>> Begin RECORDS SHOWN
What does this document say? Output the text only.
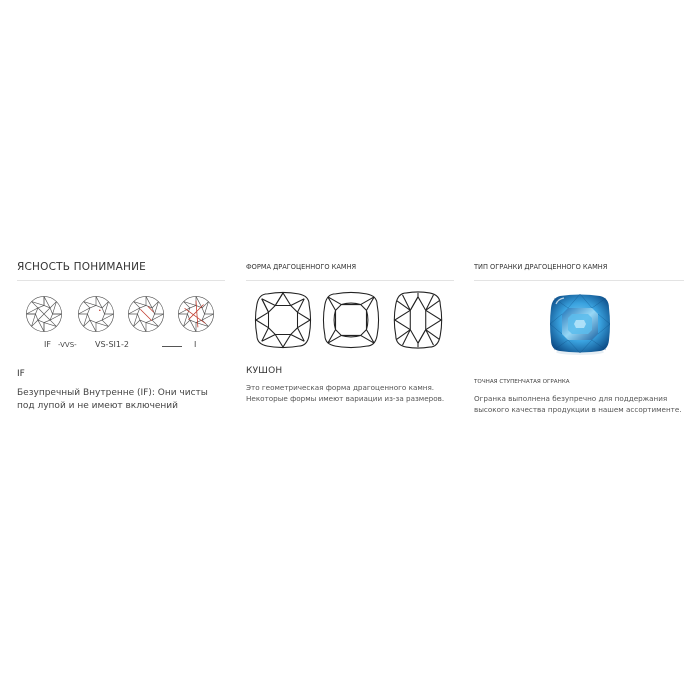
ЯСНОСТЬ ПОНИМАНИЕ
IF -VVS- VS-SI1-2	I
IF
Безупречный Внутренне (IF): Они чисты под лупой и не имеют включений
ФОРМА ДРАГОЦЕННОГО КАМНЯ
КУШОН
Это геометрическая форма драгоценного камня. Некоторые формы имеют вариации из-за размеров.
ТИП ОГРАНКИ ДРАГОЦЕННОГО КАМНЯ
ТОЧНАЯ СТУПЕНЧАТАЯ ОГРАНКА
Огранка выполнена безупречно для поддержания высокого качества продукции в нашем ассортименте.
>> End RECORDS SHOWN
### OBJECTIVE
Skip the pictures and print each record exactly as it stands.

### RIGHT ANSWER
What does this document say? Output the text only.
ЯСНОСТЬ ПОНИМАНИЕ
IF -VVS- VS-SI1-2	I
IF
Безупречный Внутренне (IF): Они чисты под лупой и не имеют включений
ФОРМА ДРАГОЦЕННОГО КАМНЯ
КУШОН
Это геометрическая форма драгоценного камня. Некоторые формы имеют вариации из-за размеров.
ТИП ОГРАНКИ ДРАГОЦЕННОГО КАМНЯ
ТОЧНАЯ СТУПЕНЧАТАЯ ОГРАНКА
Огранка выполнена безупречно для поддержания высокого качества продукции в нашем ассортименте.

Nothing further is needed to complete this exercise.